[Data excerpts]
_____

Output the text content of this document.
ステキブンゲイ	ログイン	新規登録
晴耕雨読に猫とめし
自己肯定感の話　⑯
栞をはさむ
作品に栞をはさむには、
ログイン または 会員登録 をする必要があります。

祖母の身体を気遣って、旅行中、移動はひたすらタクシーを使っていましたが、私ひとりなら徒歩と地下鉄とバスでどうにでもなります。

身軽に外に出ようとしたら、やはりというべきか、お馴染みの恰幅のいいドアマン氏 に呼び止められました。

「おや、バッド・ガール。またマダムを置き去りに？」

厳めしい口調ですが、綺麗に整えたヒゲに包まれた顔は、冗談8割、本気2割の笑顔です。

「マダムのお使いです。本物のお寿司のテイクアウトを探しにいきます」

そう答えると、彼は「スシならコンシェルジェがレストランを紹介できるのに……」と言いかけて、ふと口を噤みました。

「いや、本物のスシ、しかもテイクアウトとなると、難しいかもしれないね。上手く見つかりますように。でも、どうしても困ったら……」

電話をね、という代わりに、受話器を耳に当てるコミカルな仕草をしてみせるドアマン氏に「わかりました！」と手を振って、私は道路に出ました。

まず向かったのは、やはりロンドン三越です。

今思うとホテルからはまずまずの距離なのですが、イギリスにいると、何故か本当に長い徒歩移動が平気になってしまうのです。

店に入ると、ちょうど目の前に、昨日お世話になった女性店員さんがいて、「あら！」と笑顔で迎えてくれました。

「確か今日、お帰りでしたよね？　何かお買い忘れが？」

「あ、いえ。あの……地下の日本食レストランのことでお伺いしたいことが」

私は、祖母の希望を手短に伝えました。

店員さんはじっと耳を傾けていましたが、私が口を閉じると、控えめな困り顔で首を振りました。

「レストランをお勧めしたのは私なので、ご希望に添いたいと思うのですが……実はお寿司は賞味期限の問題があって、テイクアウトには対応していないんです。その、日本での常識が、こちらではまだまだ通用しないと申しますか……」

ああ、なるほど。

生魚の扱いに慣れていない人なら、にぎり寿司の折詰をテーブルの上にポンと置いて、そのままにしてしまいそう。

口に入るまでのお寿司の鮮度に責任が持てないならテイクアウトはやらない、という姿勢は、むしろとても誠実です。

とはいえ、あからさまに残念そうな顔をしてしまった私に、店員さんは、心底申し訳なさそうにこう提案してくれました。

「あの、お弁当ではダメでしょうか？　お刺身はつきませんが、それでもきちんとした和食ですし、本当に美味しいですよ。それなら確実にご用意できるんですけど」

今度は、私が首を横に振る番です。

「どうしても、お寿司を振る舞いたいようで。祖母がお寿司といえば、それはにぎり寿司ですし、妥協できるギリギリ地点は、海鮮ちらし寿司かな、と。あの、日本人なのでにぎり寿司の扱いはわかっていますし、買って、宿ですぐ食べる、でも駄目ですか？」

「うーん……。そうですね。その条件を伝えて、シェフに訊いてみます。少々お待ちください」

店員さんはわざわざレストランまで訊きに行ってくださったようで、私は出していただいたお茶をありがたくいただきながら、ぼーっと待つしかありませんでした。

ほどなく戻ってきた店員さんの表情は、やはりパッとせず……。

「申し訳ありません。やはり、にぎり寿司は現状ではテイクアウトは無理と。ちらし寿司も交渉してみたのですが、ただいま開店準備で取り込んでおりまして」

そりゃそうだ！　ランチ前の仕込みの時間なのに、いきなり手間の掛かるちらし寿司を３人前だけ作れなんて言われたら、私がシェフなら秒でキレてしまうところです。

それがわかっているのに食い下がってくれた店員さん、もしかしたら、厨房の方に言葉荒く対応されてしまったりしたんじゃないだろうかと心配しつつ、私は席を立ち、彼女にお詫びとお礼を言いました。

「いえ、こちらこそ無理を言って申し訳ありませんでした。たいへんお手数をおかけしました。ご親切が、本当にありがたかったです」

_____

(DO THIS):
In the lines above, find each one with "ログイン" and list it.

(WRITTEN ANSWER):
ステキブンゲイ	ログイン	新規登録
ログイン または 会員登録 をする必要があります。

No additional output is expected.